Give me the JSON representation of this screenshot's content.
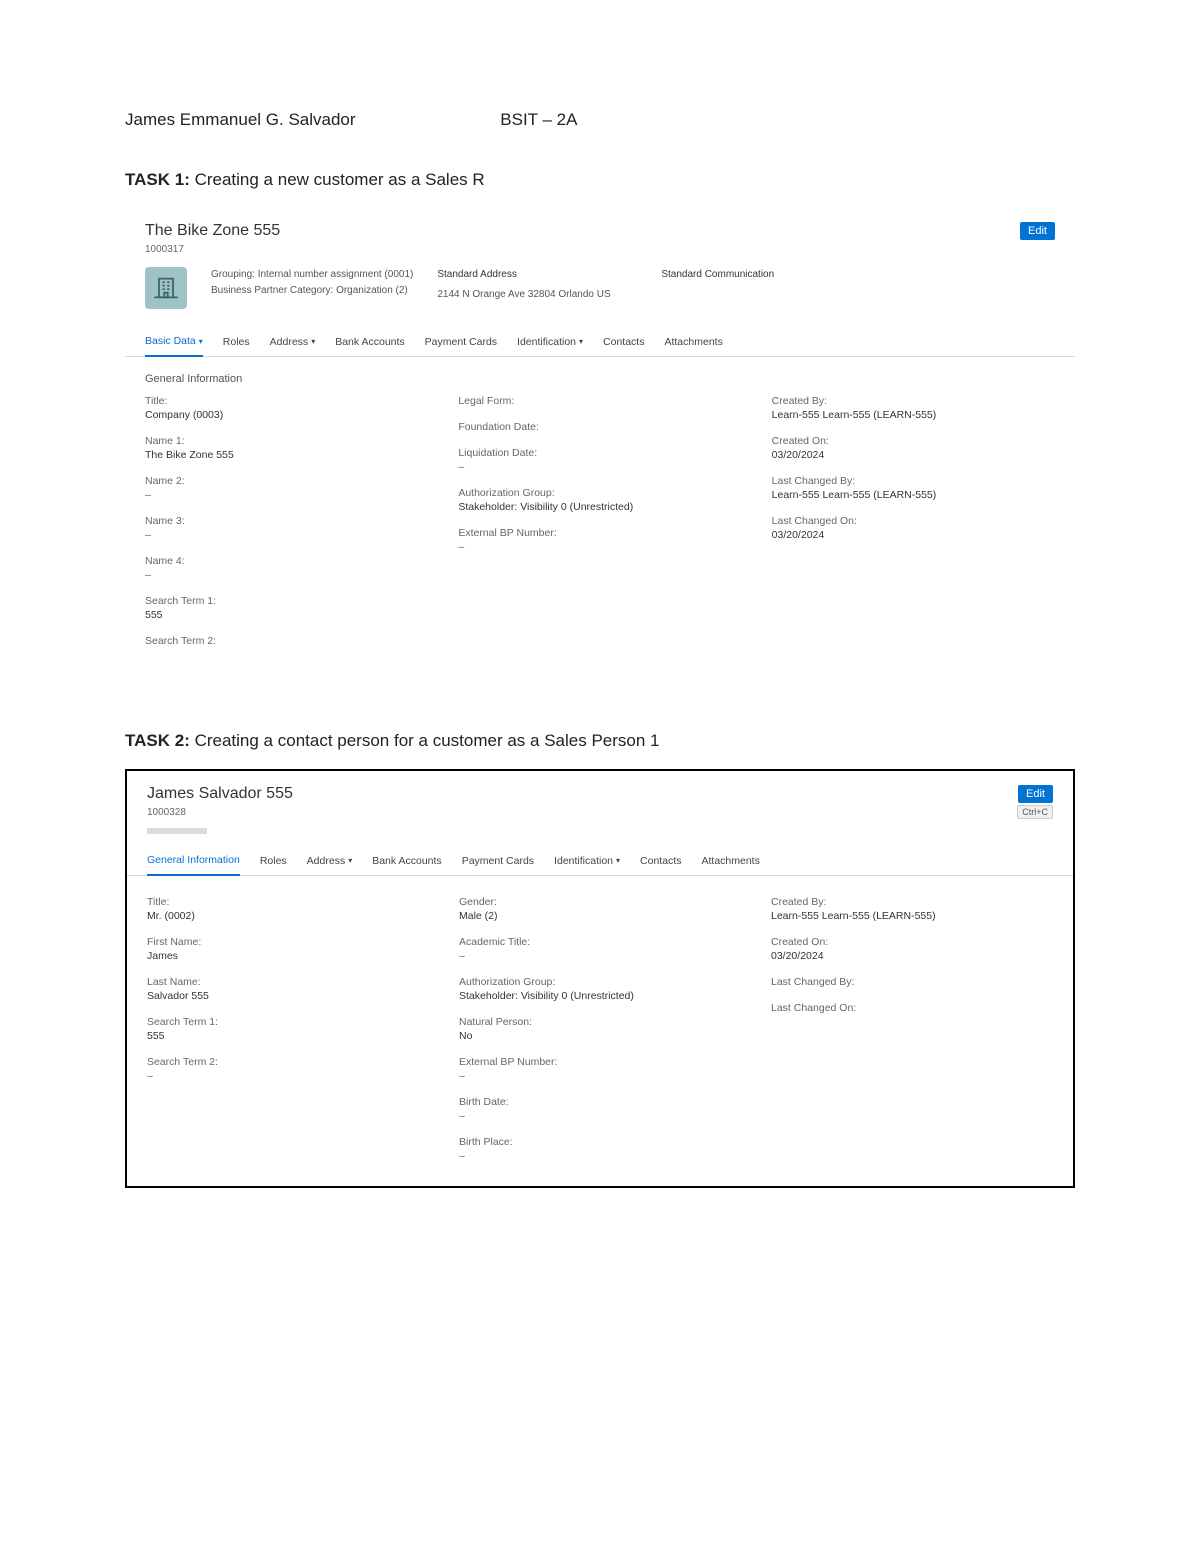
{
  "doc": {
    "name": "James Emmanuel G. Salvador",
    "course": "BSIT – 2A"
  },
  "task1_heading_prefix": "TASK 1: ",
  "task1_heading": "Creating a new customer as a Sales R",
  "task2_heading_prefix": "TASK 2: ",
  "task2_heading": "Creating a contact person for a customer as a Sales Person 1",
  "common": {
    "edit": "Edit",
    "ctrlc": "Ctrl+C"
  },
  "s1": {
    "title": "The Bike Zone 555",
    "id": "1000317",
    "overview": {
      "grouping_label": "Grouping:",
      "grouping_value": "Internal number assignment (0001)",
      "bpcat_label": "Business Partner Category:",
      "bpcat_value": "Organization (2)",
      "std_addr_label": "Standard Address",
      "std_addr_value": "2144 N Orange Ave 32804 Orlando US",
      "std_comm_label": "Standard Communication"
    },
    "tabs": {
      "basic": "Basic Data",
      "roles": "Roles",
      "address": "Address",
      "bank": "Bank Accounts",
      "payment": "Payment Cards",
      "ident": "Identification",
      "contacts": "Contacts",
      "attach": "Attachments"
    },
    "section": "General Information",
    "left": {
      "title_l": "Title:",
      "title_v": "Company (0003)",
      "name1_l": "Name 1:",
      "name1_v": "The Bike Zone 555",
      "name2_l": "Name 2:",
      "name2_v": "–",
      "name3_l": "Name 3:",
      "name3_v": "–",
      "name4_l": "Name 4:",
      "name4_v": "–",
      "st1_l": "Search Term 1:",
      "st1_v": "555",
      "st2_l": "Search Term 2:"
    },
    "mid": {
      "legal_l": "Legal Form:",
      "found_l": "Foundation Date:",
      "liq_l": "Liquidation Date:",
      "liq_v": "–",
      "auth_l": "Authorization Group:",
      "auth_v": "Stakeholder: Visibility 0 (Unrestricted)",
      "ext_l": "External BP Number:",
      "ext_v": "–"
    },
    "right": {
      "cby_l": "Created By:",
      "cby_v": "Learn-555 Learn-555 (LEARN-555)",
      "con_l": "Created On:",
      "con_v": "03/20/2024",
      "lcb_l": "Last Changed By:",
      "lcb_v": "Learn-555 Learn-555 (LEARN-555)",
      "lco_l": "Last Changed On:",
      "lco_v": "03/20/2024"
    }
  },
  "s2": {
    "title": "James Salvador 555",
    "id": "1000328",
    "tabs": {
      "gen": "General Information",
      "roles": "Roles",
      "address": "Address",
      "bank": "Bank Accounts",
      "payment": "Payment Cards",
      "ident": "Identification",
      "contacts": "Contacts",
      "attach": "Attachments"
    },
    "left": {
      "title_l": "Title:",
      "title_v": "Mr. (0002)",
      "fn_l": "First Name:",
      "fn_v": "James",
      "ln_l": "Last Name:",
      "ln_v": "Salvador 555",
      "st1_l": "Search Term 1:",
      "st1_v": "555",
      "st2_l": "Search Term 2:",
      "st2_v": "–"
    },
    "mid": {
      "gender_l": "Gender:",
      "gender_v": "Male (2)",
      "acad_l": "Academic Title:",
      "acad_v": "–",
      "auth_l": "Authorization Group:",
      "auth_v": "Stakeholder: Visibility 0 (Unrestricted)",
      "nat_l": "Natural Person:",
      "nat_v": "No",
      "ext_l": "External BP Number:",
      "ext_v": "–",
      "bd_l": "Birth Date:",
      "bd_v": "–",
      "bp_l": "Birth Place:",
      "bp_v": "–"
    },
    "right": {
      "cby_l": "Created By:",
      "cby_v": "Learn-555 Learn-555 (LEARN-555)",
      "con_l": "Created On:",
      "con_v": "03/20/2024",
      "lcb_l": "Last Changed By:",
      "lco_l": "Last Changed On:"
    }
  }
}
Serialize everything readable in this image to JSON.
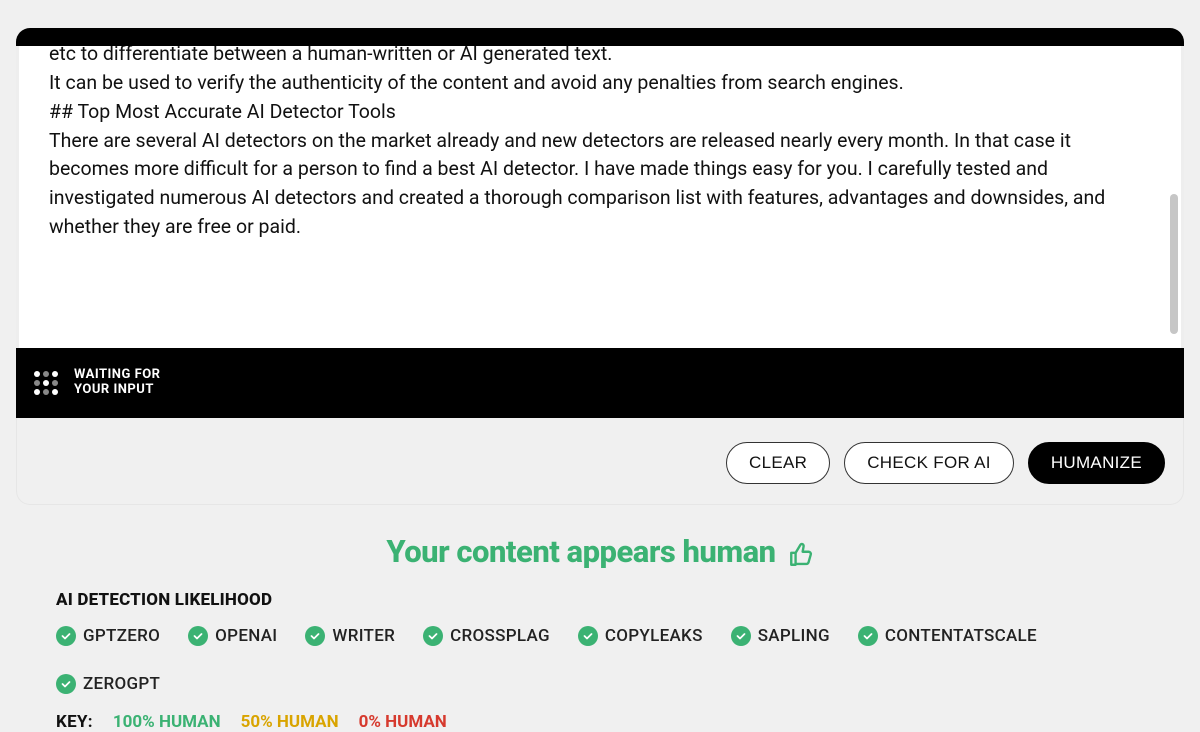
{
  "editor": {
    "line_partial": "etc to differentiate between a human-written or AI generated text.",
    "para2": "It can be used to verify the authenticity of the content and avoid any penalties from search engines.",
    "heading": "## Top Most Accurate AI Detector Tools",
    "para3": "There are several AI detectors on the market already and new detectors are released nearly every month. In that case it becomes more difficult for a person to find a best AI detector. I have made things easy for you. I carefully tested and investigated numerous AI detectors and created a thorough comparison list with features, advantages and downsides, and whether they are free or paid."
  },
  "status": {
    "line1": "WAITING FOR",
    "line2": "YOUR INPUT"
  },
  "buttons": {
    "clear": "CLEAR",
    "check": "CHECK FOR AI",
    "humanize": "HUMANIZE"
  },
  "result": {
    "headline": "Your content appears human",
    "likelihood_label": "AI DETECTION LIKELIHOOD",
    "detectors": [
      "GPTZERO",
      "OPENAI",
      "WRITER",
      "CROSSPLAG",
      "COPYLEAKS",
      "SAPLING",
      "CONTENTATSCALE",
      "ZEROGPT"
    ],
    "key_label": "KEY:",
    "key": {
      "green": "100% HUMAN",
      "amber": "50% HUMAN",
      "red": "0% HUMAN"
    }
  },
  "colors": {
    "green": "#3bb273",
    "amber": "#d9a400",
    "red": "#d63a2e"
  }
}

------

--- TASK DETAILS ---
Repeat each record exactly, with the pictures left out.

--- RIGHT ANSWER ---
Give me the JSON representation of this screenshot's content.
{
  "doc": {
    "name": "James Emmanuel G. Salvador",
    "course": "BSIT – 2A"
  },
  "task1_heading_prefix": "TASK 1: ",
  "task1_heading": "Creating a new customer as a Sales R",
  "task2_heading_prefix": "TASK 2: ",
  "task2_heading": "Creating a contact person for a customer as a Sales Person 1",
  "common": {
    "edit": "Edit",
    "ctrlc": "Ctrl+C"
  },
  "s1": {
    "title": "The Bike Zone 555",
    "id": "1000317",
    "overview": {
      "grouping_label": "Grouping:",
      "grouping_value": "Internal number assignment (0001)",
      "bpcat_label": "Business Partner Category:",
      "bpcat_value": "Organization (2)",
      "std_addr_label": "Standard Address",
      "std_addr_value": "2144 N Orange Ave 32804 Orlando US",
      "std_comm_label": "Standard Communication"
    },
    "tabs": {
      "basic": "Basic Data",
      "roles": "Roles",
      "address": "Address",
      "bank": "Bank Accounts",
      "payment": "Payment Cards",
      "ident": "Identification",
      "contacts": "Contacts",
      "attach": "Attachments"
    },
    "section": "General Information",
    "left": {
      "title_l": "Title:",
      "title_v": "Company (0003)",
      "name1_l": "Name 1:",
      "name1_v": "The Bike Zone 555",
      "name2_l": "Name 2:",
      "name2_v": "–",
      "name3_l": "Name 3:",
      "name3_v": "–",
      "name4_l": "Name 4:",
      "name4_v": "–",
      "st1_l": "Search Term 1:",
      "st1_v": "555",
      "st2_l": "Search Term 2:"
    },
    "mid": {
      "legal_l": "Legal Form:",
      "found_l": "Foundation Date:",
      "liq_l": "Liquidation Date:",
      "liq_v": "–",
      "auth_l": "Authorization Group:",
      "auth_v": "Stakeholder: Visibility 0 (Unrestricted)",
      "ext_l": "External BP Number:",
      "ext_v": "–"
    },
    "right": {
      "cby_l": "Created By:",
      "cby_v": "Learn-555 Learn-555 (LEARN-555)",
      "con_l": "Created On:",
      "con_v": "03/20/2024",
      "lcb_l": "Last Changed By:",
      "lcb_v": "Learn-555 Learn-555 (LEARN-555)",
      "lco_l": "Last Changed On:",
      "lco_v": "03/20/2024"
    }
  },
  "s2": {
    "title": "James Salvador 555",
    "id": "1000328",
    "tabs": {
      "gen": "General Information",
      "roles": "Roles",
      "address": "Address",
      "bank": "Bank Accounts",
      "payment": "Payment Cards",
      "ident": "Identification",
      "contacts": "Contacts",
      "attach": "Attachments"
    },
    "left": {
      "title_l": "Title:",
      "title_v": "Mr. (0002)",
      "fn_l": "First Name:",
      "fn_v": "James",
      "ln_l": "Last Name:",
      "ln_v": "Salvador 555",
      "st1_l": "Search Term 1:",
      "st1_v": "555",
      "st2_l": "Search Term 2:",
      "st2_v": "–"
    },
    "mid": {
      "gender_l": "Gender:",
      "gender_v": "Male (2)",
      "acad_l": "Academic Title:",
      "acad_v": "–",
      "auth_l": "Authorization Group:",
      "auth_v": "Stakeholder: Visibility 0 (Unrestricted)",
      "nat_l": "Natural Person:",
      "nat_v": "No",
      "ext_l": "External BP Number:",
      "ext_v": "–",
      "bd_l": "Birth Date:",
      "bd_v": "–",
      "bp_l": "Birth Place:",
      "bp_v": "–"
    },
    "right": {
      "cby_l": "Created By:",
      "cby_v": "Learn-555 Learn-555 (LEARN-555)",
      "con_l": "Created On:",
      "con_v": "03/20/2024",
      "lcb_l": "Last Changed By:",
      "lco_l": "Last Changed On:"
    }
  }
}
Serialize everything readable in this image to JSON.
{
  "editor": {
    "line_partial": "etc to differentiate between a human-written or AI generated text.",
    "para2": "It can be used to verify the authenticity of the content and avoid any penalties from search engines.",
    "heading": "## Top Most Accurate AI Detector Tools",
    "para3": "There are several AI detectors on the market already and new detectors are released nearly every month. In that case it becomes more difficult for a person to find a best AI detector. I have made things easy for you. I carefully tested and investigated numerous AI detectors and created a thorough comparison list with features, advantages and downsides, and whether they are free or paid."
  },
  "status": {
    "line1": "WAITING FOR",
    "line2": "YOUR INPUT"
  },
  "buttons": {
    "clear": "CLEAR",
    "check": "CHECK FOR AI",
    "humanize": "HUMANIZE"
  },
  "result": {
    "headline": "Your content appears human",
    "likelihood_label": "AI DETECTION LIKELIHOOD",
    "detectors": [
      "GPTZERO",
      "OPENAI",
      "WRITER",
      "CROSSPLAG",
      "COPYLEAKS",
      "SAPLING",
      "CONTENTATSCALE",
      "ZEROGPT"
    ],
    "key_label": "KEY:",
    "key": {
      "green": "100% HUMAN",
      "amber": "50% HUMAN",
      "red": "0% HUMAN"
    }
  },
  "colors": {
    "green": "#3bb273",
    "amber": "#d9a400",
    "red": "#d63a2e"
  }
}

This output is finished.